• WORK INSTRUCTIONS: Reproduce all lines of the listing below in which the word "GSTOFS" occurs.

──────── DATASET ROWS

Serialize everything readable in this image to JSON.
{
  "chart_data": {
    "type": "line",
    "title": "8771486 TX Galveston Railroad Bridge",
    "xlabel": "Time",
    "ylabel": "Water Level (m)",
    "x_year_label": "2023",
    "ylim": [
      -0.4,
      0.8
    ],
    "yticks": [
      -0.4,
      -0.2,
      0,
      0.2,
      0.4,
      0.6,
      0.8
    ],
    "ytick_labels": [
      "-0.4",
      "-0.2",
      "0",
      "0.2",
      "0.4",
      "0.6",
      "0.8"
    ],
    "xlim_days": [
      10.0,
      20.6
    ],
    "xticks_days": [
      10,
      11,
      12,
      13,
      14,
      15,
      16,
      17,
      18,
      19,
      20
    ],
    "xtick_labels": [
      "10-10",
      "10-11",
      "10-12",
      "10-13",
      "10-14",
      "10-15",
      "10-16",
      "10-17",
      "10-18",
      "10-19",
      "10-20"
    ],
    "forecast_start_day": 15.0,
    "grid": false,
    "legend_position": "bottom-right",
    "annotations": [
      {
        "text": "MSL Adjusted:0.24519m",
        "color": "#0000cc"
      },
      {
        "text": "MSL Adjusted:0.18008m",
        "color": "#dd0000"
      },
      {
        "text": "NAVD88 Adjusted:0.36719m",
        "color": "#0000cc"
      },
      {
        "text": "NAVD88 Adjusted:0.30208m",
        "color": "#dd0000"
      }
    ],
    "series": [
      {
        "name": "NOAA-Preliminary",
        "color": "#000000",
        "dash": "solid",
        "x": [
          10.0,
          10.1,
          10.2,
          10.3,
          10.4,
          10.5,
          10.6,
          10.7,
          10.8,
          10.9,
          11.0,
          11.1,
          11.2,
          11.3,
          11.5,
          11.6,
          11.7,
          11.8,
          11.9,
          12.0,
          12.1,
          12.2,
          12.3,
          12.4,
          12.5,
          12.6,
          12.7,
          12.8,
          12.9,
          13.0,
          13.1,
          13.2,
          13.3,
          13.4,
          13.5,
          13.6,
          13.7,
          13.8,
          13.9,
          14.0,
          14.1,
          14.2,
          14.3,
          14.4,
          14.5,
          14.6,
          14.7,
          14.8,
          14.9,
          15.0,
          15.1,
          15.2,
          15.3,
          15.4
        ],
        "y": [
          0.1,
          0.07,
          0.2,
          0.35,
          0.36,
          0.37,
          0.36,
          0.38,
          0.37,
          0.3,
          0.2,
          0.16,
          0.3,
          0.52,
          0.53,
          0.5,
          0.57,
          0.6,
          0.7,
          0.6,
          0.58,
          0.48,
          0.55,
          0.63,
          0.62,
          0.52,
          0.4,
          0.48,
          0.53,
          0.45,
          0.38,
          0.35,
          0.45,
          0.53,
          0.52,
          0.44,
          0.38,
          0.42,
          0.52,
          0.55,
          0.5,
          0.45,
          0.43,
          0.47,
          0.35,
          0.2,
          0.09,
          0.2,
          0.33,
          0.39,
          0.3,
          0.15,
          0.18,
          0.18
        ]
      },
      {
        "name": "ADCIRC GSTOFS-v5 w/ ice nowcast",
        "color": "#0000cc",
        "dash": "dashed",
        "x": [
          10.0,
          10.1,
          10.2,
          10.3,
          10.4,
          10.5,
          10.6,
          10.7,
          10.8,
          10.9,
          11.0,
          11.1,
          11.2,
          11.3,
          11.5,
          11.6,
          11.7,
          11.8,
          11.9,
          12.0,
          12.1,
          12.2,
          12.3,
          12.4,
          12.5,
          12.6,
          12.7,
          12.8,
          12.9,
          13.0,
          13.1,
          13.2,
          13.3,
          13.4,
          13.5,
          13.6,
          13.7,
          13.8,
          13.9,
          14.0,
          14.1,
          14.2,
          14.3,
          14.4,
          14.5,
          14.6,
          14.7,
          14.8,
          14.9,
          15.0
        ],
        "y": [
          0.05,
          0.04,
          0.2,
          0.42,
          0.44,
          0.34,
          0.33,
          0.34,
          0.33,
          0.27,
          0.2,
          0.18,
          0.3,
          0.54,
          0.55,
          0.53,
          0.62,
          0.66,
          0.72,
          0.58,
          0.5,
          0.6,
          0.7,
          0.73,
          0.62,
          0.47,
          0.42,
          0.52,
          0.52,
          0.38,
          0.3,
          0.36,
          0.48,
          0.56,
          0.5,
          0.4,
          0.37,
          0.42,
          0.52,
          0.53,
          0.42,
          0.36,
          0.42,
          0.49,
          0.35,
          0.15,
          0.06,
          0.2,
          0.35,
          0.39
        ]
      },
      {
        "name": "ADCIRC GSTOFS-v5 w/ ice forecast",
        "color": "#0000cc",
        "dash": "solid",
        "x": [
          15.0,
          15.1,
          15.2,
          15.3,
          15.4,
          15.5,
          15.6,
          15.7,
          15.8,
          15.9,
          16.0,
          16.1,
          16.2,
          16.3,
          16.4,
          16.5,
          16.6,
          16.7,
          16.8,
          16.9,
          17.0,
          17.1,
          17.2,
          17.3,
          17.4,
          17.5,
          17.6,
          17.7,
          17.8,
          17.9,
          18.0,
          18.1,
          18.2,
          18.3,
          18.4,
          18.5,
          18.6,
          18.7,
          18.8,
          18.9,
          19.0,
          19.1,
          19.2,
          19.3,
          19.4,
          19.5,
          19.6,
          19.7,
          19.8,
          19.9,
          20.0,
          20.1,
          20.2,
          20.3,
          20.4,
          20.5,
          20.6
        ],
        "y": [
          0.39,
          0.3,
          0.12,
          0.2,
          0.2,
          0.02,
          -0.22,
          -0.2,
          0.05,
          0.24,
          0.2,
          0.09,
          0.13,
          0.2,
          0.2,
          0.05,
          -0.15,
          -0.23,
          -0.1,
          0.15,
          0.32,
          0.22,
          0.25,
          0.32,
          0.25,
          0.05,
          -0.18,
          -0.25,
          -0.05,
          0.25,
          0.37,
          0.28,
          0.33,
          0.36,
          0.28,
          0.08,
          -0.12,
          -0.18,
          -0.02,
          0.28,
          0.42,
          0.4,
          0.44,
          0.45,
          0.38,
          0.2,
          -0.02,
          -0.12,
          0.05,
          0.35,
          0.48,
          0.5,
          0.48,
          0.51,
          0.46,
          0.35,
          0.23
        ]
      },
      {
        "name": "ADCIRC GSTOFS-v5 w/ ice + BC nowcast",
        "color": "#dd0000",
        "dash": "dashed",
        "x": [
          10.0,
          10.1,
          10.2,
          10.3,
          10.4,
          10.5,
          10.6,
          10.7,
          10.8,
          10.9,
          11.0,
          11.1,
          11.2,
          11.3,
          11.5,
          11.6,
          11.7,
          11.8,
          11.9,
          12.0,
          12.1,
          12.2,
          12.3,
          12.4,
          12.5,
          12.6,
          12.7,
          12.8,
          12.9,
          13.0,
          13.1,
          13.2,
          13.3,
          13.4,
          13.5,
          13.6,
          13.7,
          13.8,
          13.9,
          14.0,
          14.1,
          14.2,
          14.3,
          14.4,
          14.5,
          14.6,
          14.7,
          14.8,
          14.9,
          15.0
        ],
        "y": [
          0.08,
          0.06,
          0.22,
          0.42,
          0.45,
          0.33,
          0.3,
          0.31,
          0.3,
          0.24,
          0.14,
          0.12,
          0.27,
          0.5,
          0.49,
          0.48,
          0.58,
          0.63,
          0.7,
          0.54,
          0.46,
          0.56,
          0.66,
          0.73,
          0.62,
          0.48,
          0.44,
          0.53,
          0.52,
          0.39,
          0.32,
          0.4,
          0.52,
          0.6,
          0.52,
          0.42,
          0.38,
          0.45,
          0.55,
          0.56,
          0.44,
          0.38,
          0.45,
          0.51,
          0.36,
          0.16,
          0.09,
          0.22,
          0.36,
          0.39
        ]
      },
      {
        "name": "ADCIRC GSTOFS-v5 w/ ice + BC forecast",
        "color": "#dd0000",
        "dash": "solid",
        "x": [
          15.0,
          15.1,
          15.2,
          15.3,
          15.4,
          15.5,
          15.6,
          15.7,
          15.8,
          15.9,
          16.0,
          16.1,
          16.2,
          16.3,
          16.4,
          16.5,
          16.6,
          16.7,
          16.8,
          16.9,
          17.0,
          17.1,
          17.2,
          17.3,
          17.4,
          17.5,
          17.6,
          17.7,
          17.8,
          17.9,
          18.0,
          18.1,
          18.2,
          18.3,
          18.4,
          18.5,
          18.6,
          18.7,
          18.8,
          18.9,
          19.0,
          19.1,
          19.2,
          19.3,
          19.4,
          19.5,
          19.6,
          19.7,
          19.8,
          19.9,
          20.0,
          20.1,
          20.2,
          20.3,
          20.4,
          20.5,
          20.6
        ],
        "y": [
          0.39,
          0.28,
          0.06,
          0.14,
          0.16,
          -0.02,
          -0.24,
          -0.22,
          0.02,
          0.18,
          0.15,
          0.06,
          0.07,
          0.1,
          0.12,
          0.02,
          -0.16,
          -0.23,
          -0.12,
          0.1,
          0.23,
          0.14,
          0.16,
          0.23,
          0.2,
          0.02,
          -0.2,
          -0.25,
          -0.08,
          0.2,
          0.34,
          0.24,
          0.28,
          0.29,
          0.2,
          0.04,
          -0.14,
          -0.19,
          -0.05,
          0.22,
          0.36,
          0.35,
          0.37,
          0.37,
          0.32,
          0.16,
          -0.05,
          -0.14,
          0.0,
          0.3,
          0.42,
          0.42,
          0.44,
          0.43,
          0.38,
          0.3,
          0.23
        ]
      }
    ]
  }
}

────────────────

• COMPLETE ANSWER:
        "name": "ADCIRC GSTOFS-v5 w/ ice nowcast",
        "name": "ADCIRC GSTOFS-v5 w/ ice forecast",
        "name": "ADCIRC GSTOFS-v5 w/ ice + BC nowcast",
        "name": "ADCIRC GSTOFS-v5 w/ ice + BC forecast",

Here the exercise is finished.